• Requirements:
Output an exact reproduction of the data.

(Dataset rows)
----

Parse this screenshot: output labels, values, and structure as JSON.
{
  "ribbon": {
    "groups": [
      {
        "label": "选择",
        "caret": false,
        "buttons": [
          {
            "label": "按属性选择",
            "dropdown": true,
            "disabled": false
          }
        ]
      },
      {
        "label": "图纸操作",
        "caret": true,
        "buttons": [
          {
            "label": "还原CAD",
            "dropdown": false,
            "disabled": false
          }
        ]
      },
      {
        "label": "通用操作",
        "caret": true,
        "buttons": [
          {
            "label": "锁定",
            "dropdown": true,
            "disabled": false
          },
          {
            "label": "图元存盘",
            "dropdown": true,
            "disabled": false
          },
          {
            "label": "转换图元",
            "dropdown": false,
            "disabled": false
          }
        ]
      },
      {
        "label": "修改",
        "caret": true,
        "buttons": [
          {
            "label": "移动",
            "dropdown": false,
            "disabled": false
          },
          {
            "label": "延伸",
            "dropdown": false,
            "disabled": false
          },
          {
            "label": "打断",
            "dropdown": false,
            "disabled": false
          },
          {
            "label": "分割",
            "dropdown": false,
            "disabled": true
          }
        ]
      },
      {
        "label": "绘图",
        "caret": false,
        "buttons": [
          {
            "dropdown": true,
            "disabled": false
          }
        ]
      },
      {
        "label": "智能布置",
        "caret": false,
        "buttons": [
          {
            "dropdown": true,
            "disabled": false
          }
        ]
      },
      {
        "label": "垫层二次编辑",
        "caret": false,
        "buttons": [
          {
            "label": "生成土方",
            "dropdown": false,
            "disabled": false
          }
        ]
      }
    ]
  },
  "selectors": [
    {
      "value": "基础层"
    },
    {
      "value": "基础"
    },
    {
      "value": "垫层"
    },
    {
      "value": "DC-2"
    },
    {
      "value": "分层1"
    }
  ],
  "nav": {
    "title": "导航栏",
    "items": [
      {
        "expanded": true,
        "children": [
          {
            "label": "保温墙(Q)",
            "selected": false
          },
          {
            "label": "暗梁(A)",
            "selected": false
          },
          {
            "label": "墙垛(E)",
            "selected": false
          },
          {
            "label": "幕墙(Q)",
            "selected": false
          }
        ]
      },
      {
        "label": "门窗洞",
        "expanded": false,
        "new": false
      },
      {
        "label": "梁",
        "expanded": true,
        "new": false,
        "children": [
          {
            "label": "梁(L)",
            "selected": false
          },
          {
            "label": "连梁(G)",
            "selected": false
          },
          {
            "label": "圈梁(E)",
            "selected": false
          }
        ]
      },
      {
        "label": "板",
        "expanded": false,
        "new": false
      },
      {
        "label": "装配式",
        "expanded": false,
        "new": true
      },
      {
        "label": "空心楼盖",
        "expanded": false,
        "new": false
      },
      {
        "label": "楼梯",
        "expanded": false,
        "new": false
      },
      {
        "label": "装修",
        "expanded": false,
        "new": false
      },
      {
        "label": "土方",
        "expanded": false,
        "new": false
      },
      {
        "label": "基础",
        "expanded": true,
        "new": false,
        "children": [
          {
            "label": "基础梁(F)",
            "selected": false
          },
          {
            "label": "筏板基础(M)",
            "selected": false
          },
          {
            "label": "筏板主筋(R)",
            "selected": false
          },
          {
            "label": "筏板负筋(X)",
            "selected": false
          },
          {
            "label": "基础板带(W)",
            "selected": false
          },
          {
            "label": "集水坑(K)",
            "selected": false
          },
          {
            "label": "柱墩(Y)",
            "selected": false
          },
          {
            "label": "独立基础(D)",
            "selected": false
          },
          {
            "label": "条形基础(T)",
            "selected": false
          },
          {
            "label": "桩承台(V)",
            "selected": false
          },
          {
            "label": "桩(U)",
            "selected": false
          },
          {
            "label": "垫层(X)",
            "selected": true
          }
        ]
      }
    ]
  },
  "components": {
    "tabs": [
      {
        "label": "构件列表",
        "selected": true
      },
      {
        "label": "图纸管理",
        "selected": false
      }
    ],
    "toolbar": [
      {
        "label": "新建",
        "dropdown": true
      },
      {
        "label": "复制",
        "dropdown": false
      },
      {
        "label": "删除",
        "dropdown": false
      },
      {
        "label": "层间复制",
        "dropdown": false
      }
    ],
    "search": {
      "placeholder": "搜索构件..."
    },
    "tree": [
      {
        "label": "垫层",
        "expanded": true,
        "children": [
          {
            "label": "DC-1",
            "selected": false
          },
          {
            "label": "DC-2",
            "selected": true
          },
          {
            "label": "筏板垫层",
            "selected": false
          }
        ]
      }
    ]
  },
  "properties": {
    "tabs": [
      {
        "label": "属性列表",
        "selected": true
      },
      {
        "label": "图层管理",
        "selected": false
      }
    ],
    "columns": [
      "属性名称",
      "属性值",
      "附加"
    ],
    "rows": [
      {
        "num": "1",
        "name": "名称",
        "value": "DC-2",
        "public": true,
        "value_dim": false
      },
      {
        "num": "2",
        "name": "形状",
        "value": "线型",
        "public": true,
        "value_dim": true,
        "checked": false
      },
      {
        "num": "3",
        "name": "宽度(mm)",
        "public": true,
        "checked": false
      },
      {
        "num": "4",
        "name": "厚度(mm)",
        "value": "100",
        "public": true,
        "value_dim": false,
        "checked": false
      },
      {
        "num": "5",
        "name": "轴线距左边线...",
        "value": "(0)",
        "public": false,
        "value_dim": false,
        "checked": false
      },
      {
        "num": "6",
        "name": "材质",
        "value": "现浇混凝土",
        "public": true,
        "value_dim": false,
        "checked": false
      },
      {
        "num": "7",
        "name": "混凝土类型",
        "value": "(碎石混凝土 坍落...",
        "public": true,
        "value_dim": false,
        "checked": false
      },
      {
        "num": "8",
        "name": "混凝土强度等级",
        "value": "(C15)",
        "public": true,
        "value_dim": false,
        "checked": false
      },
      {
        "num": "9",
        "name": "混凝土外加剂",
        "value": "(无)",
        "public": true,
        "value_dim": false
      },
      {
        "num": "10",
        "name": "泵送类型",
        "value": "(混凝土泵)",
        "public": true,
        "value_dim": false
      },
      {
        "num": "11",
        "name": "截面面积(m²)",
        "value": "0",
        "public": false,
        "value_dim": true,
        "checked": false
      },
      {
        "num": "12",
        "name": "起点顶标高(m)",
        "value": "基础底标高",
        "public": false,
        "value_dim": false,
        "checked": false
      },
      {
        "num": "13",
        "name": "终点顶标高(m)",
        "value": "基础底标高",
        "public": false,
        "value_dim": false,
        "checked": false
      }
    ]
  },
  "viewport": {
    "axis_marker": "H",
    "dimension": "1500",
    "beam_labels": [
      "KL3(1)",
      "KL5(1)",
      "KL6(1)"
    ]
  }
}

----

• Response to this exercise:
Parse this screenshot: output labels, values, and structure as JSON.
{
  "ribbon": {
    "groups": [
      {
        "label": "选择",
        "caret": false,
        "buttons": [
          {
            "label": "按属性选择",
            "dropdown": true,
            "disabled": false
          }
        ]
      },
      {
        "label": "图纸操作",
        "caret": true,
        "buttons": [
          {
            "label": "还原CAD",
            "dropdown": false,
            "disabled": false
          }
        ]
      },
      {
        "label": "通用操作",
        "caret": true,
        "buttons": [
          {
            "label": "锁定",
            "dropdown": true,
            "disabled": false
          },
          {
            "label": "图元存盘",
            "dropdown": true,
            "disabled": false
          },
          {
            "label": "转换图元",
            "dropdown": false,
            "disabled": false
          }
        ]
      },
      {
        "label": "修改",
        "caret": true,
        "buttons": [
          {
            "label": "移动",
            "dropdown": false,
            "disabled": false
          },
          {
            "label": "延伸",
            "dropdown": false,
            "disabled": false
          },
          {
            "label": "打断",
            "dropdown": false,
            "disabled": false
          },
          {
            "label": "分割",
            "dropdown": false,
            "disabled": true
          }
        ]
      },
      {
        "label": "绘图",
        "caret": false,
        "buttons": [
          {
            "dropdown": true,
            "disabled": false
          }
        ]
      },
      {
        "label": "智能布置",
        "caret": false,
        "buttons": [
          {
            "dropdown": true,
            "disabled": false
          }
        ]
      },
      {
        "label": "垫层二次编辑",
        "caret": false,
        "buttons": [
          {
            "label": "生成土方",
            "dropdown": false,
            "disabled": false
          }
        ]
      }
    ]
  },
  "selectors": [
    {
      "value": "基础层"
    },
    {
      "value": "基础"
    },
    {
      "value": "垫层"
    },
    {
      "value": "DC-2"
    },
    {
      "value": "分层1"
    }
  ],
  "nav": {
    "title": "导航栏",
    "items": [
      {
        "expanded": true,
        "children": [
          {
            "label": "保温墙(Q)",
            "selected": false
          },
          {
            "label": "暗梁(A)",
            "selected": false
          },
          {
            "label": "墙垛(E)",
            "selected": false
          },
          {
            "label": "幕墙(Q)",
            "selected": false
          }
        ]
      },
      {
        "label": "门窗洞",
        "expanded": false,
        "new": false
      },
      {
        "label": "梁",
        "expanded": true,
        "new": false,
        "children": [
          {
            "label": "梁(L)",
            "selected": false
          },
          {
            "label": "连梁(G)",
            "selected": false
          },
          {
            "label": "圈梁(E)",
            "selected": false
          }
        ]
      },
      {
        "label": "板",
        "expanded": false,
        "new": false
      },
      {
        "label": "装配式",
        "expanded": false,
        "new": true
      },
      {
        "label": "空心楼盖",
        "expanded": false,
        "new": false
      },
      {
        "label": "楼梯",
        "expanded": false,
        "new": false
      },
      {
        "label": "装修",
        "expanded": false,
        "new": false
      },
      {
        "label": "土方",
        "expanded": false,
        "new": false
      },
      {
        "label": "基础",
        "expanded": true,
        "new": false,
        "children": [
          {
            "label": "基础梁(F)",
            "selected": false
          },
          {
            "label": "筏板基础(M)",
            "selected": false
          },
          {
            "label": "筏板主筋(R)",
            "selected": false
          },
          {
            "label": "筏板负筋(X)",
            "selected": false
          },
          {
            "label": "基础板带(W)",
            "selected": false
          },
          {
            "label": "集水坑(K)",
            "selected": false
          },
          {
            "label": "柱墩(Y)",
            "selected": false
          },
          {
            "label": "独立基础(D)",
            "selected": false
          },
          {
            "label": "条形基础(T)",
            "selected": false
          },
          {
            "label": "桩承台(V)",
            "selected": false
          },
          {
            "label": "桩(U)",
            "selected": false
          },
          {
            "label": "垫层(X)",
            "selected": true
          }
        ]
      }
    ]
  },
  "components": {
    "tabs": [
      {
        "label": "构件列表",
        "selected": true
      },
      {
        "label": "图纸管理",
        "selected": false
      }
    ],
    "toolbar": [
      {
        "label": "新建",
        "dropdown": true
      },
      {
        "label": "复制",
        "dropdown": false
      },
      {
        "label": "删除",
        "dropdown": false
      },
      {
        "label": "层间复制",
        "dropdown": false
      }
    ],
    "search": {
      "placeholder": "搜索构件..."
    },
    "tree": [
      {
        "label": "垫层",
        "expanded": true,
        "children": [
          {
            "label": "DC-1",
            "selected": false
          },
          {
            "label": "DC-2",
            "selected": true
          },
          {
            "label": "筏板垫层",
            "selected": false
          }
        ]
      }
    ]
  },
  "properties": {
    "tabs": [
      {
        "label": "属性列表",
        "selected": true
      },
      {
        "label": "图层管理",
        "selected": false
      }
    ],
    "columns": [
      "属性名称",
      "属性值",
      "附加"
    ],
    "rows": [
      {
        "num": "1",
        "name": "名称",
        "value": "DC-2",
        "public": true,
        "value_dim": false
      },
      {
        "num": "2",
        "name": "形状",
        "value": "线型",
        "public": true,
        "value_dim": true,
        "checked": false
      },
      {
        "num": "3",
        "name": "宽度(mm)",
        "public": true,
        "checked": false
      },
      {
        "num": "4",
        "name": "厚度(mm)",
        "value": "100",
        "public": true,
        "value_dim": false,
        "checked": false
      },
      {
        "num": "5",
        "name": "轴线距左边线...",
        "value": "(0)",
        "public": false,
        "value_dim": false,
        "checked": false
      },
      {
        "num": "6",
        "name": "材质",
        "value": "现浇混凝土",
        "public": true,
        "value_dim": false,
        "checked": false
      },
      {
        "num": "7",
        "name": "混凝土类型",
        "value": "(碎石混凝土 坍落...",
        "public": true,
        "value_dim": false,
        "checked": false
      },
      {
        "num": "8",
        "name": "混凝土强度等级",
        "value": "(C15)",
        "public": true,
        "value_dim": false,
        "checked": false
      },
      {
        "num": "9",
        "name": "混凝土外加剂",
        "value": "(无)",
        "public": true,
        "value_dim": false
      },
      {
        "num": "10",
        "name": "泵送类型",
        "value": "(混凝土泵)",
        "public": true,
        "value_dim": false
      },
      {
        "num": "11",
        "name": "截面面积(m²)",
        "value": "0",
        "public": false,
        "value_dim": true,
        "checked": false
      },
      {
        "num": "12",
        "name": "起点顶标高(m)",
        "value": "基础底标高",
        "public": false,
        "value_dim": false,
        "checked": false
      },
      {
        "num": "13",
        "name": "终点顶标高(m)",
        "value": "基础底标高",
        "public": false,
        "value_dim": false,
        "checked": false
      }
    ]
  },
  "viewport": {
    "axis_marker": "H",
    "dimension": "1500",
    "beam_labels": [
      "KL3(1)",
      "KL5(1)",
      "KL6(1)"
    ]
  }
}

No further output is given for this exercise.